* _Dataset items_
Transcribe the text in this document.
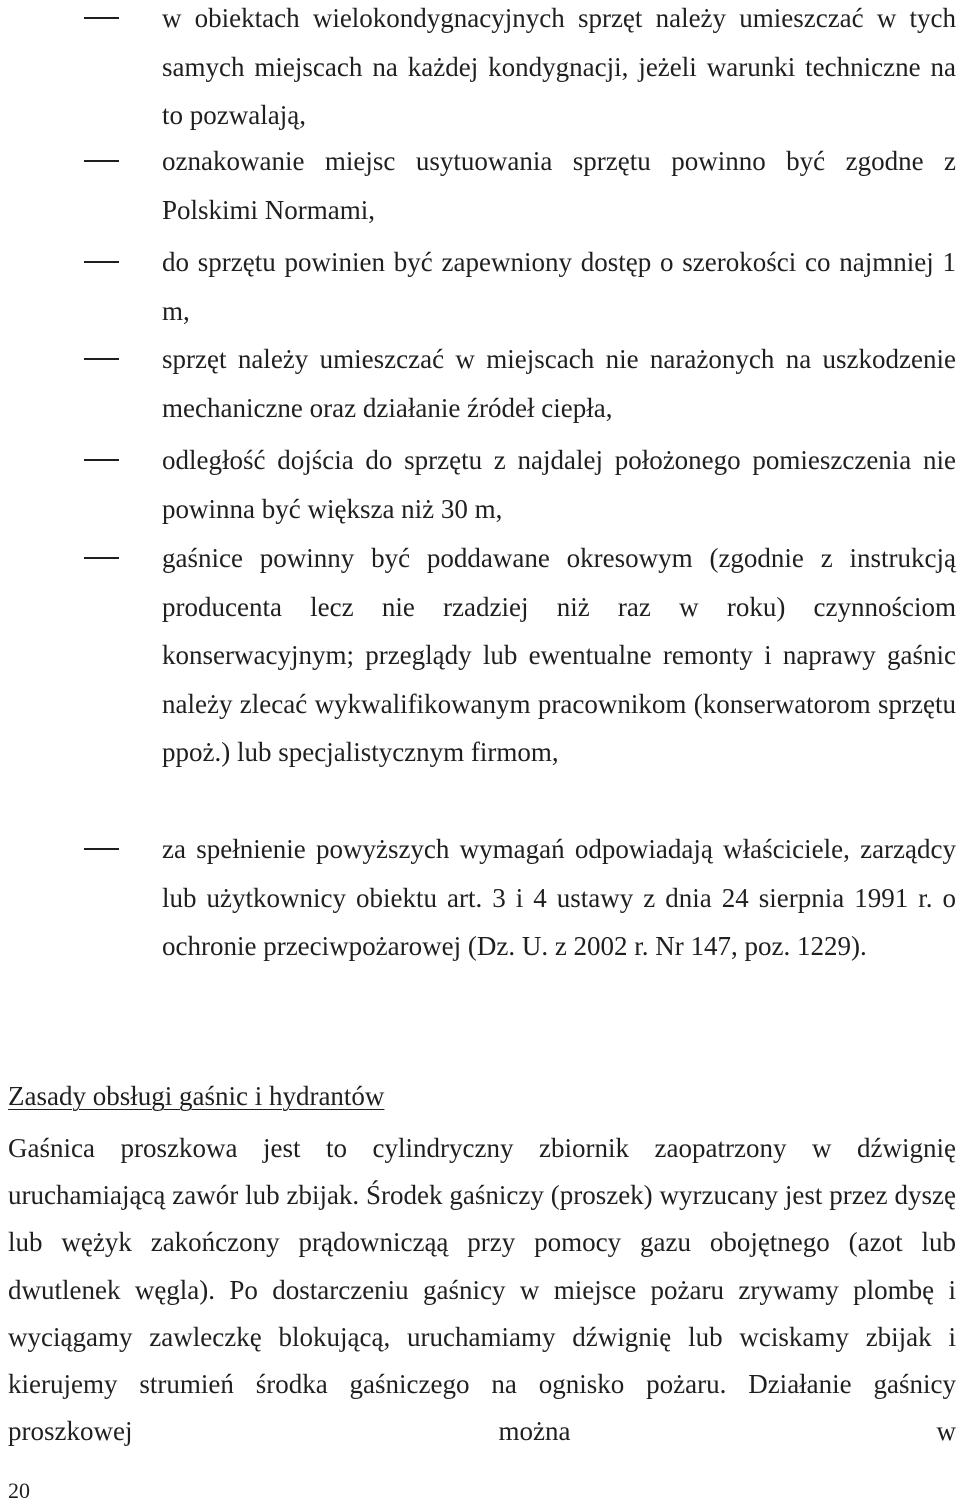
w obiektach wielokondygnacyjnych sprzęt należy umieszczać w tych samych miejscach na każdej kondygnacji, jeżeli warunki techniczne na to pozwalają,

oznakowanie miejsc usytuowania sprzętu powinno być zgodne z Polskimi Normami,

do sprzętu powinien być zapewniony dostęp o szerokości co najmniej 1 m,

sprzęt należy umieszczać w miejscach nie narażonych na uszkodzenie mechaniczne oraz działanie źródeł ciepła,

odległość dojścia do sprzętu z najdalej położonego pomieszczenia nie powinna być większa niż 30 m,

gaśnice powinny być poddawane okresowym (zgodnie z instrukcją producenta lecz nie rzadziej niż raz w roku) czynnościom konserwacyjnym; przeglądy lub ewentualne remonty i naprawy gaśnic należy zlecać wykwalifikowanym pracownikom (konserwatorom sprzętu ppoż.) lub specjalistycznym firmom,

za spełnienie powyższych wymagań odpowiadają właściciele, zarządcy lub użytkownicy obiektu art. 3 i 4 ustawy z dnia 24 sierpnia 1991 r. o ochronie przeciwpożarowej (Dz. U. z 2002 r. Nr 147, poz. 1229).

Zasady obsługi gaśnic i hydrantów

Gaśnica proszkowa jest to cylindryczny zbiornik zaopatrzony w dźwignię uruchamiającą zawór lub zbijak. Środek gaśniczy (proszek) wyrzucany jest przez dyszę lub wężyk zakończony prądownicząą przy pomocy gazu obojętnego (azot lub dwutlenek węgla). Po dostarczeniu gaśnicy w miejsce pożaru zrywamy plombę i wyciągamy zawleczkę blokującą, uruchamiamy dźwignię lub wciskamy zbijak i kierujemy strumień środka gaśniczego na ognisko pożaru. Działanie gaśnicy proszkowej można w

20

* _Problem description_
Which lines contain the word "miejscach"? Return each of them.

* _Task solution_
w obiektach wielokondygnacyjnych sprzęt należy umieszczać w tych samych miejscach na każdej kondygnacji, jeżeli warunki techniczne na to pozwalają,
sprzęt należy umieszczać w miejscach nie narażonych na uszkodzenie mechaniczne oraz działanie źródeł ciepła,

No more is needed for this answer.